For all CM homeschoolers, the challenge exists to find living books for the self-design of a curriculum. There are full curriculum guides online, but not all are Catholic, and for various reasons it may not work to follow a single one completely. Cost of books can certainly be an issue. In the spirit of thriftiness I enjoy finding vintage treasures at flea markets, garage sales, antiques shops, and library book sales. And of course a great deal can be found through the library system itself.
I like Seton because they provide resources such as reprints of vintage Catholic readers and the Baltimore Catechism, and they incorporate historical fiction novels. When I wasn't getting very far teaching Beezy cursive writing, I ordered one of their handwriting workbooks, and it has been very effective. Today I'm going to take a look at their Bible history offerings for 6th and 7th grade. Though their curriculum is heavy on traditional text/workbooks, these often use a story format rather than the typical dry facts variety. It will also simply be nice to have a mom's day out, to listen to the speakers at the conference and experience being a part of a larger homeschooling community. Where I live there are very few Catholic homeschooling families.
It is wonderful to be able to sit out on my front porch this morning, enjoying the sunshine and birdsong. One of my favorite delights every year is getting the porch all cleaned up and reorganized. We can eat, visit with friends and family, and do our school lessons out here. I've been watching children trickle to the bus stop, and that brings me to another topic.
Last week Beezy had the opportunity to attend full days at the Catholic school where she takes a la carte art and gym classes. She was supposed to go full-time all week, but by Wednesday night she had a sore throat, so she only went for three days. That was enough of the experiment to gauge what it would really be like.
As I suspected, if we sent Beezy there full time, our family life would revolve almost entirely around school. Beezy did enjoy it. She didn't seem to mind getting up early, and she wasn't bored being there all day. What she did not enjoy was the homework, especially for math. From what I saw with all of the homework, she is working at grade level, so I don't think a transition to school life would be a problem in that respect. But a good portion of the evenings were spent with her dad and I helping with homework. One evening she visited with a neighbor friend for an hour. On another we took a family dog walk, and on the third she played outside for awhile. But allowing her to have a life in the evening meant not finishing the homework.
In addition, parents of Catholic school children are expected to do a lot of volunteer work. I put the issue of the cost of tuition out of my mind in order to evaluate other kinds of costs. The biggest cost is time. I would spend a minimum of five hours every week driving to and from the school. In that amount of time I can cover two days worth of homeschooling! Beezy didn't have time for the book she is reading for pleasure, or to watch our favorite shows on Netflix. I was not able to do our usual bedtime read alouds. If we were to add her weekly piano lesson, religious education class, and participation in a sport to the mix, I don't see how we would have any free time left. As children get older, even weekends are consumed with homework and extracurricular school activities.

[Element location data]
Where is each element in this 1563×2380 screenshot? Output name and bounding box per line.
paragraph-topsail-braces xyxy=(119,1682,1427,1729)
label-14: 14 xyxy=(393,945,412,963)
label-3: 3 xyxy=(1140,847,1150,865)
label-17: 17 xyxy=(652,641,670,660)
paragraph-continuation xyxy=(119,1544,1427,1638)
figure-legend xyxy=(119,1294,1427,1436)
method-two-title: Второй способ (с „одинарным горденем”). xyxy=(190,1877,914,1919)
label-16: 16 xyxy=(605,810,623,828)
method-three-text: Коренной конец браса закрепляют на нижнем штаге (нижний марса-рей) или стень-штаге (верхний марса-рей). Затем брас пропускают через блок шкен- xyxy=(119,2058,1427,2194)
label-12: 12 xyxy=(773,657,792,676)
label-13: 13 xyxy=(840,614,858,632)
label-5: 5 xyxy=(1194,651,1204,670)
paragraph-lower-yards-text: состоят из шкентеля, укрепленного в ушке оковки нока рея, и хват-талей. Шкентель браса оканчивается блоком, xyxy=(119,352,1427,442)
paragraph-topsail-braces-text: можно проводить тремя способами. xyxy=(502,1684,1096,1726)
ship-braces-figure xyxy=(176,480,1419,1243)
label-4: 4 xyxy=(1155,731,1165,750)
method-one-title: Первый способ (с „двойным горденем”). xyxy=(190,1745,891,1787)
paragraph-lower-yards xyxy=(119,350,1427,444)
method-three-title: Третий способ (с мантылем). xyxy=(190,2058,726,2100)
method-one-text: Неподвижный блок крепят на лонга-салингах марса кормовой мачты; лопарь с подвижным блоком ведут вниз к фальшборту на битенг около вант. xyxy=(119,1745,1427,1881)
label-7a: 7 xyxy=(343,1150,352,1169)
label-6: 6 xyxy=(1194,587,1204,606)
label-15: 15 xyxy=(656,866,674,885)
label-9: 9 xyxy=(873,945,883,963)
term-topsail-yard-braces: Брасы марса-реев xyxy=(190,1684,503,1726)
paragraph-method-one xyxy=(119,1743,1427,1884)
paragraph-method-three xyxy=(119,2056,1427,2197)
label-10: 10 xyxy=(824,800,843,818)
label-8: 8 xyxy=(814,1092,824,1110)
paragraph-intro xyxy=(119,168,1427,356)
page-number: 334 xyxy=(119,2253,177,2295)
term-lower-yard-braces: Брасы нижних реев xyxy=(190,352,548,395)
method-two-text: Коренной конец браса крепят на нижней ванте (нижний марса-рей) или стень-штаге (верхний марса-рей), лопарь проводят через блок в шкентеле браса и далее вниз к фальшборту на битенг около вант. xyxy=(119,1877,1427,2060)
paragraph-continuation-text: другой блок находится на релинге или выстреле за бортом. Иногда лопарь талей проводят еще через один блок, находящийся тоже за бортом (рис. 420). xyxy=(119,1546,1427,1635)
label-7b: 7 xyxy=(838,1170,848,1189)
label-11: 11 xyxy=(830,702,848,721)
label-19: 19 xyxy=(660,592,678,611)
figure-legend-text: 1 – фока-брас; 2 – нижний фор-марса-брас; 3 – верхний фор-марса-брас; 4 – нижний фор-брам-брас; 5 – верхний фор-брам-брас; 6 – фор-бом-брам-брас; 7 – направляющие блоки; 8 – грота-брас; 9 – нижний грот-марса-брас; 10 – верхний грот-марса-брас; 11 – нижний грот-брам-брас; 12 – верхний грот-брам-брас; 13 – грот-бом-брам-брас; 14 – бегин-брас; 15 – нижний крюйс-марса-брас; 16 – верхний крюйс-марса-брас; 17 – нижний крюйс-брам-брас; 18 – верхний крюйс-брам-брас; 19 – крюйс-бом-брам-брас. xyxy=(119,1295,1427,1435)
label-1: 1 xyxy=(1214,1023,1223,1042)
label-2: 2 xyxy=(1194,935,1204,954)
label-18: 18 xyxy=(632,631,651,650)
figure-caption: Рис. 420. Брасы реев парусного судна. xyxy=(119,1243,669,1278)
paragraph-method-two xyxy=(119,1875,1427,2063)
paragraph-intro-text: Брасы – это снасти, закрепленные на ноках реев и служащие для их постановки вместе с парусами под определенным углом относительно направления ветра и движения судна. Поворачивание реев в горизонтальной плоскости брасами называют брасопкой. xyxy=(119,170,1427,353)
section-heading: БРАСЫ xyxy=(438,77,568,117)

▶ [SET TASKS]
1. In the homeschooling excerpt, what is the minimum amount of time the writer would spend each week driving to and from the school?
2. Using the homeschooling excerpt, decide whether each statement agrees with it: (a) Beezy attended the Catholic school full-time for the entire week. (b) Beezy did not enjoy the homework, especially for math. (c) The writer ordered a handwriting workbook from Seton that has worked well.

▶ [FINAL ANSWERS]
1. A minimum of five hours every week.

2.
(a) No: "She was supposed to go full-time all week, but by Wednesday night she had a sore throat, so she only went for three days."
(b) Yes: "What she did not enjoy was the homework, especially for math."
(c) Yes: "I ordered one of their handwriting workbooks, and it has been very effective."